* **Written exercise**
The entries below contain pictures. Retype everything except those pictures, exactly as given.

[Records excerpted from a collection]
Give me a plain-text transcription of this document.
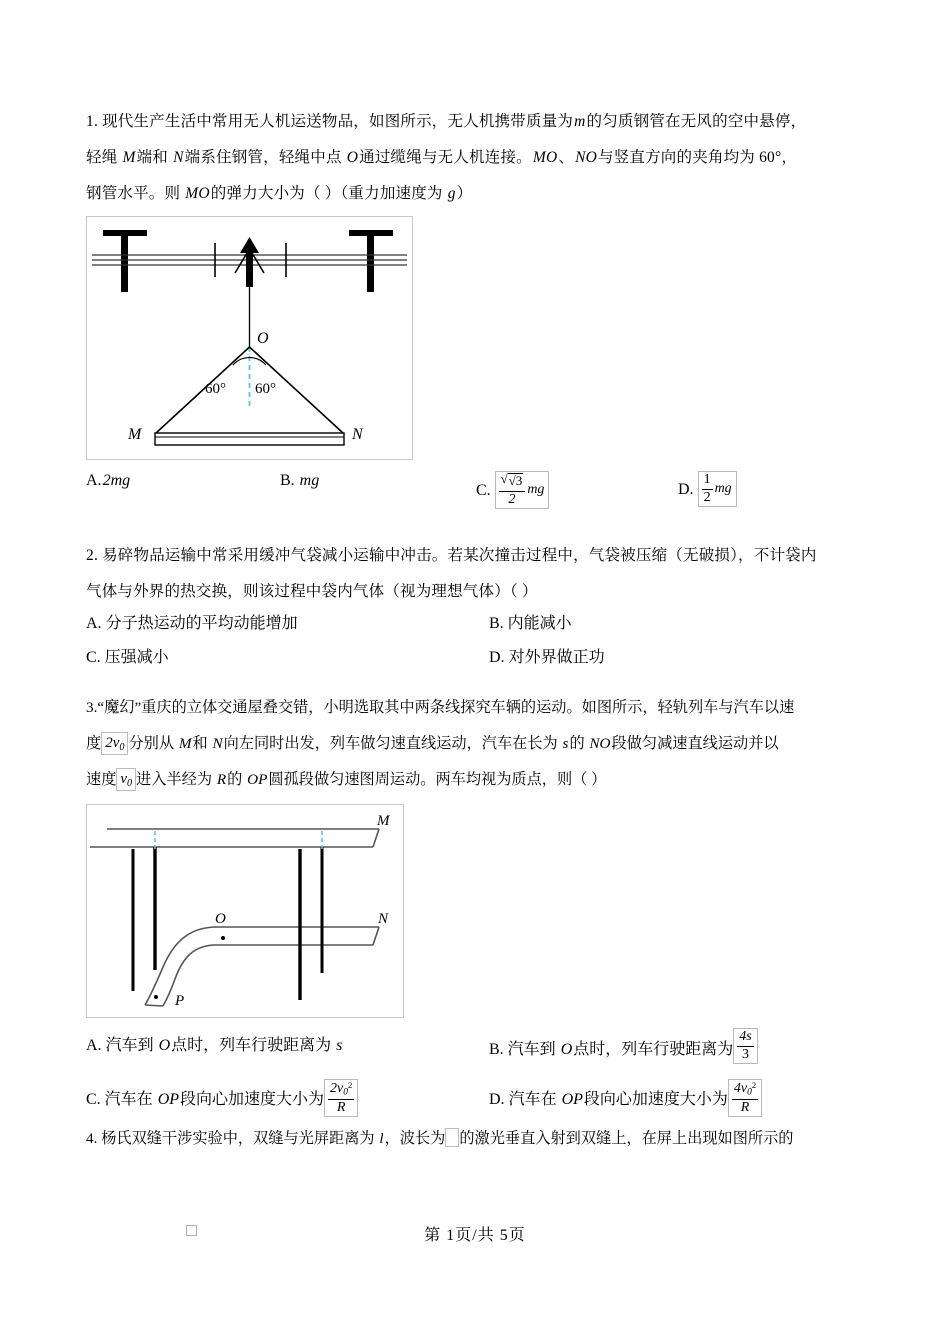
1. 现代生产生活中常用无人机运送物品，如图所示，无人机携带质量为m的匀质钢管在无风的空中悬停，
轻绳 M端和 N端系住钢管，轻绳中点 O通过缆绳与无人机连接。MO、NO与竖直方向的夹角均为 60°，
钢管水平。则 MO的弹力大小为（ ）（重力加速度为 g）
O
M	N
60° 60°
A.2mg	B. mg
C. √ $\frac{√3}{2}$ mg	D. $\frac{1}{2}$ mg
2. 易碎物品运输中常采用缓冲气袋减小运输中冲击。若某次撞击过程中，气袋被压缩（无破损），不计袋内
气体与外界的热交换，则该过程中袋内气体（视为理想气体）（ ）
A. 分子热运动的平均动能增加	B. 内能减小
C. 压强减小	D. 对外界做正功
3.“魔幻”重庆的立体交通屋叠交错，小明选取其中两条线探究车辆的运动。如图所示，轻轨列车与汽车以速
度 $2v_0$ 分别从 M和 N向左同时出发，列车做匀速直线运动，汽车在长为 s的 NO段做匀减速直线运动并以
速度 $v_0$ 进入半经为 R的 OP圆孤段做匀速图周运动。两车均视为质点，则（ ）
M
N
O
P
A. 汽车到 O点时，列车行驶距离为 s	B. 汽车到 O点时，列车行驶距离为 $\frac{4s}{3}$
C. 汽车在 OP段向心加速度大小为 $\frac{2v_0^2}{R}$	D. 汽车在 OP段向心加速度大小为 $\frac{4v_0^2}{R}$
4. 杨氏双缝干涉实验中，双缝与光屏距离为 l，波长为 的激光垂直入射到双缝上，在屏上出现如图所示的
第 1页/共 5页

* **Solution to this task**
Give me a plain-text transcription of this document.
1. 现代生产生活中常用无人机运送物品，如图所示，无人机携带质量为m的匀质钢管在无风的空中悬停，
轻绳 M端和 N端系住钢管，轻绳中点 O通过缆绳与无人机连接。MO、NO与竖直方向的夹角均为 60°，
钢管水平。则 MO的弹力大小为（ ）（重力加速度为 g）
O
M	N
60° 60°
A.2mg	B. mg
C. √ $\frac{√3}{2}$ mg	D. $\frac{1}{2}$ mg
2. 易碎物品运输中常采用缓冲气袋减小运输中冲击。若某次撞击过程中，气袋被压缩（无破损），不计袋内
气体与外界的热交换，则该过程中袋内气体（视为理想气体）（ ）
A. 分子热运动的平均动能增加	B. 内能减小
C. 压强减小	D. 对外界做正功
3.“魔幻”重庆的立体交通屋叠交错，小明选取其中两条线探究车辆的运动。如图所示，轻轨列车与汽车以速
度 $2v_0$ 分别从 M和 N向左同时出发，列车做匀速直线运动，汽车在长为 s的 NO段做匀减速直线运动并以
速度 $v_0$ 进入半经为 R的 OP圆孤段做匀速图周运动。两车均视为质点，则（ ）
M
N
O
P
A. 汽车到 O点时，列车行驶距离为 s	B. 汽车到 O点时，列车行驶距离为 $\frac{4s}{3}$
C. 汽车在 OP段向心加速度大小为 $\frac{2v_0^2}{R}$	D. 汽车在 OP段向心加速度大小为 $\frac{4v_0^2}{R}$
4. 杨氏双缝干涉实验中，双缝与光屏距离为 l，波长为 的激光垂直入射到双缝上，在屏上出现如图所示的
第 1页/共 5页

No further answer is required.